Exercise inputs:
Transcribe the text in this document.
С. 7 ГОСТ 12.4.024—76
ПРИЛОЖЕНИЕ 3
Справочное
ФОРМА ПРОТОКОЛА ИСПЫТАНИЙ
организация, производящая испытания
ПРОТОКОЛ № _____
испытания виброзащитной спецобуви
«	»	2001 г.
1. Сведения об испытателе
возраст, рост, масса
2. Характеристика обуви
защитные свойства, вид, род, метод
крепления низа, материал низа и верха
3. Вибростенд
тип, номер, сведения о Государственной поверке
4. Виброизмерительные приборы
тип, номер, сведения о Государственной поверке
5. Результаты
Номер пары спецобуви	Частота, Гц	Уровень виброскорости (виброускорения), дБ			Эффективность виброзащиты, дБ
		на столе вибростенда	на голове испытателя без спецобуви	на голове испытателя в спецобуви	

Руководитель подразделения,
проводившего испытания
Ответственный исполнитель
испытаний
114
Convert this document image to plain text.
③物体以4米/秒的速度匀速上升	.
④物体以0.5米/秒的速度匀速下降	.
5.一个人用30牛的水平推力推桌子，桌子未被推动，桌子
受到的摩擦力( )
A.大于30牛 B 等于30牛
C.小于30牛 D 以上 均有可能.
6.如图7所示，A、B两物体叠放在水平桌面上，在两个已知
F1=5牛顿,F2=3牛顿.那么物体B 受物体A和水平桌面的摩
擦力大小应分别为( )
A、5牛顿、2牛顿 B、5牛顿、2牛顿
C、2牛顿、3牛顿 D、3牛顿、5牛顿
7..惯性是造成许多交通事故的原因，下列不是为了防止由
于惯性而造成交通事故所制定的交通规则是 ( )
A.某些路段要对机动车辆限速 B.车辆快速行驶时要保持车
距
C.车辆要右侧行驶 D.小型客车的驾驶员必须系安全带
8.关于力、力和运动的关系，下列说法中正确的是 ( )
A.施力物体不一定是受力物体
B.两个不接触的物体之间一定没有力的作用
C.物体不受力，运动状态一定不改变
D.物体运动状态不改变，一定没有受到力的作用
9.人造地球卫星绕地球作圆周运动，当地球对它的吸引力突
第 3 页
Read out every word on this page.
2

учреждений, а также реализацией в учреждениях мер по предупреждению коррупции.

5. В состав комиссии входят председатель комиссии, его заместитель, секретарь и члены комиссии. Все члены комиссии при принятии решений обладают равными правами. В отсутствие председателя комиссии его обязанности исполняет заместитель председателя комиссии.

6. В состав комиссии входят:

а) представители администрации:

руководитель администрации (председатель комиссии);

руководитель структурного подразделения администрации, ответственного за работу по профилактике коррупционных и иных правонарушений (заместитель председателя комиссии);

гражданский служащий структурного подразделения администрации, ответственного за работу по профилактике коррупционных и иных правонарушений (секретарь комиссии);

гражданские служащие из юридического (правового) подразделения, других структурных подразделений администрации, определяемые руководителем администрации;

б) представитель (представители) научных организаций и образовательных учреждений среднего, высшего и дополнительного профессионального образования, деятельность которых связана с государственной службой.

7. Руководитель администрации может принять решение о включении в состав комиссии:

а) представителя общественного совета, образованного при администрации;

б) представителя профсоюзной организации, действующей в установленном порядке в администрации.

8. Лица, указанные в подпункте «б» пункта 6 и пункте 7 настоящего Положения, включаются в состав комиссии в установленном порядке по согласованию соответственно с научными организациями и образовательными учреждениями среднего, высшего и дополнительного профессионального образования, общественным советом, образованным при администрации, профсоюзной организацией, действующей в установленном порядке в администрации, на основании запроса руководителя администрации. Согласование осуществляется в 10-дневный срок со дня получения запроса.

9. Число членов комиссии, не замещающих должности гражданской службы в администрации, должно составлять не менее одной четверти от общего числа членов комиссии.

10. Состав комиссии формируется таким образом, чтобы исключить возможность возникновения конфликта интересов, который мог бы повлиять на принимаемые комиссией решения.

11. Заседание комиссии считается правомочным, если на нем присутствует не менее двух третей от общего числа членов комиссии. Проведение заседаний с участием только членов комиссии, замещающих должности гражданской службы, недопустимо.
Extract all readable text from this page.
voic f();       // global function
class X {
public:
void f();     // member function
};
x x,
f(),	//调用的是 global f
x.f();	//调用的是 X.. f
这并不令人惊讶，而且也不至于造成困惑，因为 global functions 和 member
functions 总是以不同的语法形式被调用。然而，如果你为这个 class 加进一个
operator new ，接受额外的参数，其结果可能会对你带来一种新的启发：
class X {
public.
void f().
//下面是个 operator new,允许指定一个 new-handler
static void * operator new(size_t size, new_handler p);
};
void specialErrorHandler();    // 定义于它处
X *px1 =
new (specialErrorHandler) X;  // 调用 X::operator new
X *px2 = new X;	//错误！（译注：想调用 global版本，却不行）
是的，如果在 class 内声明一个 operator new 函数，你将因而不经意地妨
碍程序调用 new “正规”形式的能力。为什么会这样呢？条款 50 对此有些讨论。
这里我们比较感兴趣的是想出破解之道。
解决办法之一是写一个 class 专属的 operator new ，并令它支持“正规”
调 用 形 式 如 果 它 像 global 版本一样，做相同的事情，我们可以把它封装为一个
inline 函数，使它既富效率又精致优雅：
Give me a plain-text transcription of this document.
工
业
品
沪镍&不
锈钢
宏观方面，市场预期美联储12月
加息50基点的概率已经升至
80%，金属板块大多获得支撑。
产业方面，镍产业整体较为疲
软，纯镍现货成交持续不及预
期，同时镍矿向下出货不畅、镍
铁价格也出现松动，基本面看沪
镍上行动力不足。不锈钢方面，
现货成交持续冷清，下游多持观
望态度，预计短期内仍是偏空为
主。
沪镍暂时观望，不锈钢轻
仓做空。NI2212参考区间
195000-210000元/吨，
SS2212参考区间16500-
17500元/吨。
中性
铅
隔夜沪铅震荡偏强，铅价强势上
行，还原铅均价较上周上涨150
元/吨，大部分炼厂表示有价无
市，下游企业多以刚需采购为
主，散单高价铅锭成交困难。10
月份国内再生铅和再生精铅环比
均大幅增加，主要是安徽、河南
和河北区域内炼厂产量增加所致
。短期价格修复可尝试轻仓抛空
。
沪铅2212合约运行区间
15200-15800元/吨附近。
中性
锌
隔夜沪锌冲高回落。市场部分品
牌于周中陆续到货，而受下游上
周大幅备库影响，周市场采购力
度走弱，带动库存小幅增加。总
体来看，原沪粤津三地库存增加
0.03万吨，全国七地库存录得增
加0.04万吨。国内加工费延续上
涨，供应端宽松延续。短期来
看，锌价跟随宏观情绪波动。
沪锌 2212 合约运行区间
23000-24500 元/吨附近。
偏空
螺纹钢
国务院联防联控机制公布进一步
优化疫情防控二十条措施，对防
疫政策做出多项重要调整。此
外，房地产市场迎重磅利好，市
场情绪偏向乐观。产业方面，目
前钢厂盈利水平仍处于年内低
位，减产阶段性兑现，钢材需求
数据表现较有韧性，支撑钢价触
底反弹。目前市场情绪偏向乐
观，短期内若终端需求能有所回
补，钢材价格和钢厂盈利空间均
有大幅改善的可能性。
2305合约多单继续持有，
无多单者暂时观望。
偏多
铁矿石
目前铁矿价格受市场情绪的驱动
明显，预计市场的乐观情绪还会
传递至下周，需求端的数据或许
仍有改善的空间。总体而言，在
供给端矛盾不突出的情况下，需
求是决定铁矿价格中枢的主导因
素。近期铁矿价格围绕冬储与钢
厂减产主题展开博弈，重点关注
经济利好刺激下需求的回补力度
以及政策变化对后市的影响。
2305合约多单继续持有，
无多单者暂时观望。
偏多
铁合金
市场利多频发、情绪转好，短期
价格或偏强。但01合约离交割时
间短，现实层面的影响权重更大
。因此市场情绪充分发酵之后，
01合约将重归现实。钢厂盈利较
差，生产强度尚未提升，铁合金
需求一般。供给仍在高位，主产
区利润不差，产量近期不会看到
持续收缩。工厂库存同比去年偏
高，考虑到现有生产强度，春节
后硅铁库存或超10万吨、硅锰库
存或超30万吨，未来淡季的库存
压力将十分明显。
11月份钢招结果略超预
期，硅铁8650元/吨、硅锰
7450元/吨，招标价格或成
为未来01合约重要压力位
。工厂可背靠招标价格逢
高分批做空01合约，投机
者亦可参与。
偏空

Exercise objective: Locate the word "member" in the records and collect each line it appears in.

Exercise result:
void f();     // member function
这并不令人惊讶，而且也不至于造成困惑，因为 global functions 和 member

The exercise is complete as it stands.